Passage to read:
* start *

But feel free to believe whatever you want about dogs in general and esp. about your perfect dogs. After all, in America one is free to believe pretty much anything that you want to.


----------



## codmaster (Aug 5, 2009)

I think that with any type of dog training one step in it has to be some form of "proofing" the dog.

Unless you live in fairy land, how else would you know if the dog will obey your command unless you test under a heavy distraction?

Have you ever heard the most common words in an obedience class? "But he does it in the back yard!"

Meaning that one step in the training of a dog is to try as best we can that the dog will obey under a heavy distraction. If he heels real well in your back yard, will he/she also heel as well walking down a busy street (or perhaps in the ring with other dogs and people just a few steps away)? If he comes fast and without fail in your back yard or even in your obedience class, will he come if he starts chasing a rabbit in the field or if he is playing with a fellow dog in the park/

If not then he is not what I consider "well trained".

I have lost count of the number of experienced obedience handlers when I would be stewarding in the advanced classes who would be extremly upset if anyone dared say anything to or worse, try to pet their dog as they were waiting to go into the ring.

How well trained could the dog be if a word from someone - Hi! would affect their "obedience"?

*Proof* your dog and KNOW how good he/she is in obeying you! 

Just a thought!


----------



## selzer (May 7, 2005)

codmaster said:


> I think that with any type of dog training one step in it has to be some form of "proofing" the dog.
> 
> Unless you live in fairy land, how else would you know if the dog will obey your command unless you test under a heavy distraction?
> 
> ...


What exactly does that have to do with the price of rice in China?


----------



## selzer (May 7, 2005)

codmaster said:


> And at least *they* will admit that they don't know it all. BTW, half also graduate in the top half of their class!
> 
> *"...a score of 70 or 170... "*
> Actually it takes a score of AT LEAST 170 not just exactly 170 to get a passing score in AKC obedience.
> ...


If I respond any more to your posts, the good fairy will come and put me in time out, so have a nice evening.


----------



## Jax08 (Feb 13, 2009)

codmaster said:


> I have lost count of the number of experienced obedience handlers when I would be stewarding in the advanced classes who would be extremly upset if anyone dared say anything to or worse, try to pet their dog as they were waiting to go into the ring.

* end *

Goal 1:
In the forum thread above, rewrite the part that opens with the words "If not then" and closes with "Just a thought!", replacing "obedience handlers" with "obedience trainers".

[Extracted records]
* start *

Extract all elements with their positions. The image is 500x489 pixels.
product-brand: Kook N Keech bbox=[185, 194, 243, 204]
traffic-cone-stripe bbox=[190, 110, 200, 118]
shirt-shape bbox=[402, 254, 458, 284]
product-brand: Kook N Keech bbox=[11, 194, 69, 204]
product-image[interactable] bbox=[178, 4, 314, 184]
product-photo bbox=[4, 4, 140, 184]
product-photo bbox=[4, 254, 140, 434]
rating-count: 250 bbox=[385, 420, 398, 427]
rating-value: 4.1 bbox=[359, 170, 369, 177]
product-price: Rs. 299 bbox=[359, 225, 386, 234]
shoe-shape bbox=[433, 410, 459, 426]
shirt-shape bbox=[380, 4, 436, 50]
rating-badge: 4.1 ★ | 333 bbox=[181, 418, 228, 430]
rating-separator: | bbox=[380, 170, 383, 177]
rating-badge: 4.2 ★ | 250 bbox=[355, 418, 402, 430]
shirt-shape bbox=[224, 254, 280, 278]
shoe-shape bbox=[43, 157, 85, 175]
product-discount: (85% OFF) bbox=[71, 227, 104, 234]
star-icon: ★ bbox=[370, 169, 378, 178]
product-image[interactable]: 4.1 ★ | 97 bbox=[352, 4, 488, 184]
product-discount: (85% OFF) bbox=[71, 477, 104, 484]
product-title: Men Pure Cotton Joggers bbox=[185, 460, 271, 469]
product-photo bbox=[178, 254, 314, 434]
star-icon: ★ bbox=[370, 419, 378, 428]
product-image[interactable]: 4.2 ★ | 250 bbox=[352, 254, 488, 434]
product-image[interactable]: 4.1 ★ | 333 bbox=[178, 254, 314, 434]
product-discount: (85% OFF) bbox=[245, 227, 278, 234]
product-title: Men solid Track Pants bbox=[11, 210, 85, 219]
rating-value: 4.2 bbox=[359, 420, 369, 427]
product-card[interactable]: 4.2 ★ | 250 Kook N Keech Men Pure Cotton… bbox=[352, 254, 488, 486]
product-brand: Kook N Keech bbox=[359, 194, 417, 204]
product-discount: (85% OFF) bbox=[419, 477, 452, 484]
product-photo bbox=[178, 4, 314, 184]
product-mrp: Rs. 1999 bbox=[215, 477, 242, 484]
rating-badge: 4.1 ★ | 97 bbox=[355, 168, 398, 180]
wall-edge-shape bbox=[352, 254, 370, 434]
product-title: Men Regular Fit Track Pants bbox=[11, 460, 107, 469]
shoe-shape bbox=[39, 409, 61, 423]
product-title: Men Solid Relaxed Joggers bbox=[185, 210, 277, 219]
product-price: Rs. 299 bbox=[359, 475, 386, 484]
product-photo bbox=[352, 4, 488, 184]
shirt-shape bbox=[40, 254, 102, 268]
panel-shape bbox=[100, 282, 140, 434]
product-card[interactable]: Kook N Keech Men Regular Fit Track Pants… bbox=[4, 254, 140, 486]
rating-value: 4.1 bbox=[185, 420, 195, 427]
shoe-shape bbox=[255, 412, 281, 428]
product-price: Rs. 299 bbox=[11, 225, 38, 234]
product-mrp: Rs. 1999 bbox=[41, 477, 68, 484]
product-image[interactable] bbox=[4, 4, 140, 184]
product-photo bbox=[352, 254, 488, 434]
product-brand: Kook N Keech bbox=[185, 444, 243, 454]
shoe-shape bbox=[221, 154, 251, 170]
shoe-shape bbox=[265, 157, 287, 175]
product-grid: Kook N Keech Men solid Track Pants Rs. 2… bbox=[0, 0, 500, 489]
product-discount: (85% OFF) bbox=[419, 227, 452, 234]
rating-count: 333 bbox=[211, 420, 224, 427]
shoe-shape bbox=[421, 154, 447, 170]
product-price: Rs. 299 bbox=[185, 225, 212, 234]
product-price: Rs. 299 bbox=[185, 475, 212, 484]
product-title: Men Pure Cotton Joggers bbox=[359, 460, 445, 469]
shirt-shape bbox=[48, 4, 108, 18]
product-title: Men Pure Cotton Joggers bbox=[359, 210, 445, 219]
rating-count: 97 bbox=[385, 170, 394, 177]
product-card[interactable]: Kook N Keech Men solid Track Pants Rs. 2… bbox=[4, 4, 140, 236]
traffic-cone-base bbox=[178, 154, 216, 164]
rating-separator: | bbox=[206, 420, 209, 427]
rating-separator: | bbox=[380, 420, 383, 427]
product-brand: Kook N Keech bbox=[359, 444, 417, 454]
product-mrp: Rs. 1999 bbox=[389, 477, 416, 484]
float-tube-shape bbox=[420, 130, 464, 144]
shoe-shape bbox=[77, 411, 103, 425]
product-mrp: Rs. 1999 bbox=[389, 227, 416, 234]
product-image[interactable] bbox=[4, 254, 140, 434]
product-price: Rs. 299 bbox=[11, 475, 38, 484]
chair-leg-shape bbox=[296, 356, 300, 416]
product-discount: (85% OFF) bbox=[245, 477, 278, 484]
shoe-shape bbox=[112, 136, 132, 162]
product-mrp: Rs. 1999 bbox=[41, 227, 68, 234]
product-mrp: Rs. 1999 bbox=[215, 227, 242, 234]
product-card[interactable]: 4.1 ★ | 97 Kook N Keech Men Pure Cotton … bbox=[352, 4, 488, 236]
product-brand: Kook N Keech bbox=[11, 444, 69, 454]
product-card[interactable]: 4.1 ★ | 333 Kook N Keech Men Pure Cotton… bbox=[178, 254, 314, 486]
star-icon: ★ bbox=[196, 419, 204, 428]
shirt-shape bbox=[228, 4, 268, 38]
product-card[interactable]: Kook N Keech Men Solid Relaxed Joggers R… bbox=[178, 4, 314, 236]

* end *

Goal 2:
Copy the extracted records without changes, from their first row through the row containing "shoe-shape bbox=[433, 410, 459, 426]", including both.

Solution 1:
If not then he is not what I consider "well trained".

I have lost count of the number of experienced obedience trainers when I would be stewarding in the advanced classes who would be extremly upset if anyone dared say anything to or worse, try to pet their dog as they were waiting to go into the ring.

How well trained could the dog be if a word from someone - Hi! would affect their "obedience"?

*Proof* your dog and KNOW how good he/she is in obeying you! 

Just a thought!

Solution 2:
Extract all elements with their positions. The image is 500x489 pixels.
product-brand: Kook N Keech bbox=[185, 194, 243, 204]
traffic-cone-stripe bbox=[190, 110, 200, 118]
shirt-shape bbox=[402, 254, 458, 284]
product-brand: Kook N Keech bbox=[11, 194, 69, 204]
product-image[interactable] bbox=[178, 4, 314, 184]
product-photo bbox=[4, 4, 140, 184]
product-photo bbox=[4, 254, 140, 434]
rating-count: 250 bbox=[385, 420, 398, 427]
rating-value: 4.1 bbox=[359, 170, 369, 177]
product-price: Rs. 299 bbox=[359, 225, 386, 234]
shoe-shape bbox=[433, 410, 459, 426]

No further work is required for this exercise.